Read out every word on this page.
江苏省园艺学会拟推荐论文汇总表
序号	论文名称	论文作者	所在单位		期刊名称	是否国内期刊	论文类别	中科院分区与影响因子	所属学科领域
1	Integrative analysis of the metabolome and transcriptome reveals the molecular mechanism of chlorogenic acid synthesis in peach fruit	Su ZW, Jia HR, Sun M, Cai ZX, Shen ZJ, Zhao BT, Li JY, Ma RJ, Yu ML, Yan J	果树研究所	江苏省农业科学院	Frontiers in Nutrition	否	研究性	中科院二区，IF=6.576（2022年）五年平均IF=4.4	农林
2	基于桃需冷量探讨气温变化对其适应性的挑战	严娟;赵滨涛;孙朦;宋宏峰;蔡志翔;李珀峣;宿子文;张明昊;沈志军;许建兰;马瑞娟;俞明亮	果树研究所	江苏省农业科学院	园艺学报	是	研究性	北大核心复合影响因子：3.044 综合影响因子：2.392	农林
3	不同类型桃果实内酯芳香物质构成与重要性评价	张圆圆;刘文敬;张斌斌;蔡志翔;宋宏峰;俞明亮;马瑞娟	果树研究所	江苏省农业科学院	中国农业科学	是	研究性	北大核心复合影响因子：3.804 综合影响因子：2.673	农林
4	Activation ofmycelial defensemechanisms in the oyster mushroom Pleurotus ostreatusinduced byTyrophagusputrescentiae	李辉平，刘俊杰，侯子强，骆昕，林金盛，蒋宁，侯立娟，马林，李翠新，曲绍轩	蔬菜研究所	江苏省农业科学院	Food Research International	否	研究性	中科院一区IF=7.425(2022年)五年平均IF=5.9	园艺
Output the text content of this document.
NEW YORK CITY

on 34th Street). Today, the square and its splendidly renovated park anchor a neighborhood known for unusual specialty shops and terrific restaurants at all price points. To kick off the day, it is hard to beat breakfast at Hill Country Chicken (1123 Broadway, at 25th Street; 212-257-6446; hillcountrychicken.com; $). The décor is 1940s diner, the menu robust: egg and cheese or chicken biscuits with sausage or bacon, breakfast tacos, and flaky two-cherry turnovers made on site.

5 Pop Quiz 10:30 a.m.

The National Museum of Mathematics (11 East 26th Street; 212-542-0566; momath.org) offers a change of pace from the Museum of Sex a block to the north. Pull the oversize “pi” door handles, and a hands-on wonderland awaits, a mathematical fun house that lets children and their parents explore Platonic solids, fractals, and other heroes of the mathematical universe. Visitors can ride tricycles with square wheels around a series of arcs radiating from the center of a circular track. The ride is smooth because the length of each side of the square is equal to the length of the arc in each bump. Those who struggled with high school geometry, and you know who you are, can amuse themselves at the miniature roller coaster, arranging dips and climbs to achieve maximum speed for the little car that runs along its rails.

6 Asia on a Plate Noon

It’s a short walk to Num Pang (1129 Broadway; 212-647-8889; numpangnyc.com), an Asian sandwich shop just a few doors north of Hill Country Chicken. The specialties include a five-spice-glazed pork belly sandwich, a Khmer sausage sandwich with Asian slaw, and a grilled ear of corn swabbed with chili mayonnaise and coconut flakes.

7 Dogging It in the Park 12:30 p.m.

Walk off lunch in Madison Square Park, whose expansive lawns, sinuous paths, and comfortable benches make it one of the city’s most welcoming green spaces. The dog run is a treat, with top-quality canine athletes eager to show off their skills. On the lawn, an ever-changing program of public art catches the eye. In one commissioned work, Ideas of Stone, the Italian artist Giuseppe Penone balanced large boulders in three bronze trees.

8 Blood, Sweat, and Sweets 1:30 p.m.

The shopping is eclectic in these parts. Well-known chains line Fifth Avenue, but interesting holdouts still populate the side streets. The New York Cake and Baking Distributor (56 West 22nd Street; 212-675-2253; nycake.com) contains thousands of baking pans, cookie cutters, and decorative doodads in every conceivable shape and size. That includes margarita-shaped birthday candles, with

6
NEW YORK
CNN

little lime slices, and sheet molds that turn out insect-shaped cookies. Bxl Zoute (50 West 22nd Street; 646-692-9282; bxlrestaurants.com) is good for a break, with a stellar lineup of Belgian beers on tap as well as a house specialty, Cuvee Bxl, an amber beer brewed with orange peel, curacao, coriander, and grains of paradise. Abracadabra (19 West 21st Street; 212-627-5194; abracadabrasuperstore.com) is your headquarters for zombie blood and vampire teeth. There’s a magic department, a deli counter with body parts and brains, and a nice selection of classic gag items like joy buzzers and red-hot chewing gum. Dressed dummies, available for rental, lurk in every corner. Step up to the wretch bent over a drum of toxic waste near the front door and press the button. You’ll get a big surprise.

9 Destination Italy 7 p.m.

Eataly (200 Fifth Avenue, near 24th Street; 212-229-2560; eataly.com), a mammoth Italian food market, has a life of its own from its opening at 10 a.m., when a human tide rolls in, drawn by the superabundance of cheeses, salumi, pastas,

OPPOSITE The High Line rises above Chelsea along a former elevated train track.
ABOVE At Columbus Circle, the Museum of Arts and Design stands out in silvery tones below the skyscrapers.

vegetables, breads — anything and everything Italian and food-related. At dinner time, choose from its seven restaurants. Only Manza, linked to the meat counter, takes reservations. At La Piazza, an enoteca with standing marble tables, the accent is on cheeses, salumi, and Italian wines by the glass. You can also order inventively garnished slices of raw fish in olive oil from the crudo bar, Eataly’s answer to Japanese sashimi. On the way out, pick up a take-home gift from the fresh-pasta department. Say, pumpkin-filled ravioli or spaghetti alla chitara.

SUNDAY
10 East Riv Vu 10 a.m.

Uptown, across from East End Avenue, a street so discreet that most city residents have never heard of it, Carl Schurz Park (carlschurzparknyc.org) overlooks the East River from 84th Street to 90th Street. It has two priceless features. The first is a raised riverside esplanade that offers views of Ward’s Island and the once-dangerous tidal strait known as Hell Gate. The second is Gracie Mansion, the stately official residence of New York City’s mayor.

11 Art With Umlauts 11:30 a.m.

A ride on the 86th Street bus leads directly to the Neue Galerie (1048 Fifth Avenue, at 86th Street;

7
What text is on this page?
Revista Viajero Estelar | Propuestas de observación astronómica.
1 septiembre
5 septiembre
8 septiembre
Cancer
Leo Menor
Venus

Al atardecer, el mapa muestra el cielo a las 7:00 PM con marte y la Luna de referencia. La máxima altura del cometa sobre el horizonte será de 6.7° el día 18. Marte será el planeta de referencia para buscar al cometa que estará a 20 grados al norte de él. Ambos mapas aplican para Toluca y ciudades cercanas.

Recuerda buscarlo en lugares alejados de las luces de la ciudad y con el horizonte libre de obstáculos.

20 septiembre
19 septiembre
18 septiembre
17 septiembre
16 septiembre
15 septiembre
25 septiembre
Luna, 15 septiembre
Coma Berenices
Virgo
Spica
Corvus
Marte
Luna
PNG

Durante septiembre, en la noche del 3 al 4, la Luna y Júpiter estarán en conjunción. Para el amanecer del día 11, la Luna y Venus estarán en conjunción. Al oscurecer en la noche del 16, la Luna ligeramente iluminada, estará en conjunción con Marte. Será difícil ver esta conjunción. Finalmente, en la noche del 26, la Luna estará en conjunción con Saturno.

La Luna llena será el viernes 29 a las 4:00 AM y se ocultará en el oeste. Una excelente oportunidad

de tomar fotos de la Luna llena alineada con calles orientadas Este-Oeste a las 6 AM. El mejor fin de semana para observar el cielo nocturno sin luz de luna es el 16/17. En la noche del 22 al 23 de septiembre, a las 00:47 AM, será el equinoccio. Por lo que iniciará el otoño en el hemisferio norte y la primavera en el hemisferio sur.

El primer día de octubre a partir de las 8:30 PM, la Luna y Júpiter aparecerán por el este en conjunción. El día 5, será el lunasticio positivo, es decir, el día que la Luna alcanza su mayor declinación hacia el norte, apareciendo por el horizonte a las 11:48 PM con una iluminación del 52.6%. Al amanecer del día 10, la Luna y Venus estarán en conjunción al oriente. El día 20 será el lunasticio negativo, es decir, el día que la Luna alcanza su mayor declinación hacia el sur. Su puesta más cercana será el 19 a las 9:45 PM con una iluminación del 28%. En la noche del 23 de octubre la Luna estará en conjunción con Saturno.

*-*-*

Identify the lines that hold the word "salumi". Copy every one of them.

= COMPLETED EXERCISE =
Eataly (200 Fifth Avenue, near 24th Street; 212-229-2560; eataly.com), a mammoth Italian food market, has a life of its own from its opening at 10 a.m., when a human tide rolls in, drawn by the superabundance of cheeses, salumi, pastas,
vegetables, breads — anything and everything Italian and food-related. At dinner time, choose from its seven restaurants. Only Manza, linked to the meat counter, takes reservations. At La Piazza, an enoteca with standing marble tables, the accent is on cheeses, salumi, and Italian wines by the glass. You can also order inventively garnished slices of raw fish in olive oil from the crudo bar, Eataly’s answer to Japanese sashimi. On the way out, pick up a take-home gift from the fresh-pasta department. Say, pumpkin-filled ravioli or spaghetti alla chitara.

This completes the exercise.